- [Task] Exclude the pictures and return every line exactly as written.

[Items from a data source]
....
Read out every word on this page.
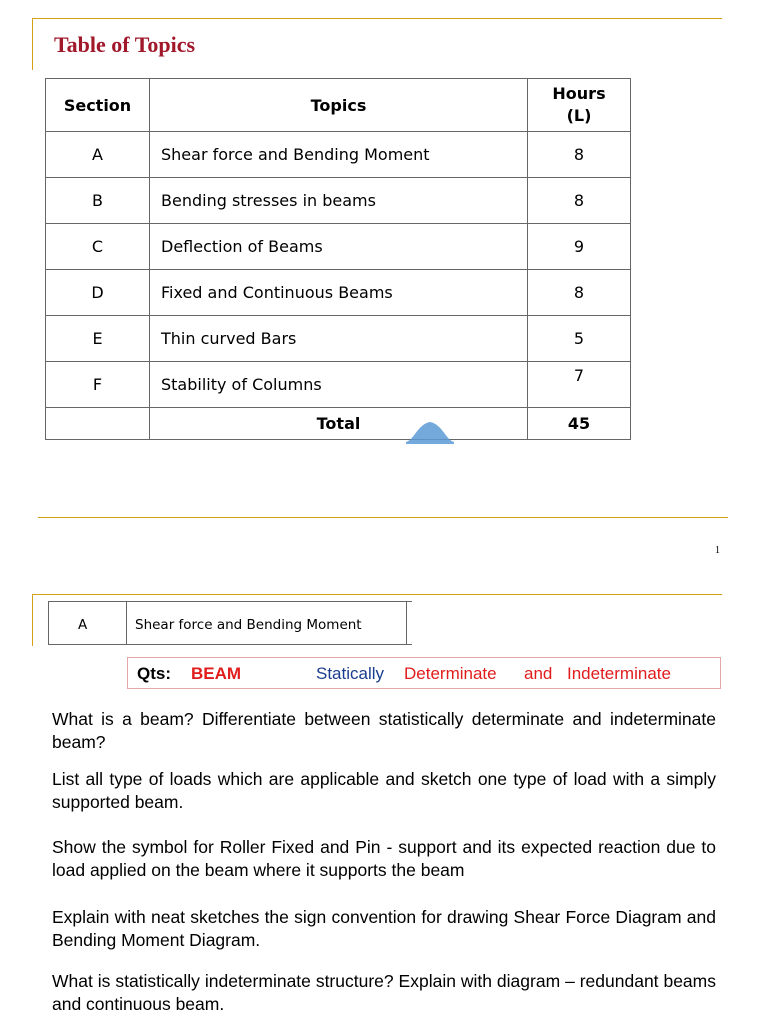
Table of Topics
Section	Topics	Hours
(L)

A	Shear force and Bending Moment	8
B	Bending stresses in beams	8
C	Deflection of Beams	9
D	Fixed and Continuous Beams	8
E	Thin curved Bars	5
F	Stability of Columns	7
	Total	45
1
A	Shear force and Bending Moment
Qts: BEAM	Statically Determinate and Indeterminate
What is a beam? Differentiate between statistically determinate and indeterminate beam?
List all type of loads which are applicable and sketch one type of load with a simply supported beam.
Show the symbol for Roller Fixed and Pin - support and its expected reaction due to load applied on the beam where it supports the beam
Explain with neat sketches the sign convention for drawing Shear Force Diagram and Bending Moment Diagram.
What is statistically indeterminate structure? Explain with diagram – redundant beams and continuous beam.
....
- [Exercise solution]
Read out every word on this page.
Table of Topics
Section	Topics	Hours
(L)

A	Shear force and Bending Moment	8
B	Bending stresses in beams	8
C	Deflection of Beams	9
D	Fixed and Continuous Beams	8
E	Thin curved Bars	5
F	Stability of Columns	7
	Total	45
1
A	Shear force and Bending Moment
Qts: BEAM	Statically Determinate and Indeterminate
What is a beam? Differentiate between statistically determinate and indeterminate beam?
List all type of loads which are applicable and sketch one type of load with a simply supported beam.
Show the symbol for Roller Fixed and Pin - support and its expected reaction due to load applied on the beam where it supports the beam
Explain with neat sketches the sign convention for drawing Shear Force Diagram and Bending Moment Diagram.
What is statistically indeterminate structure? Explain with diagram – redundant beams and continuous beam.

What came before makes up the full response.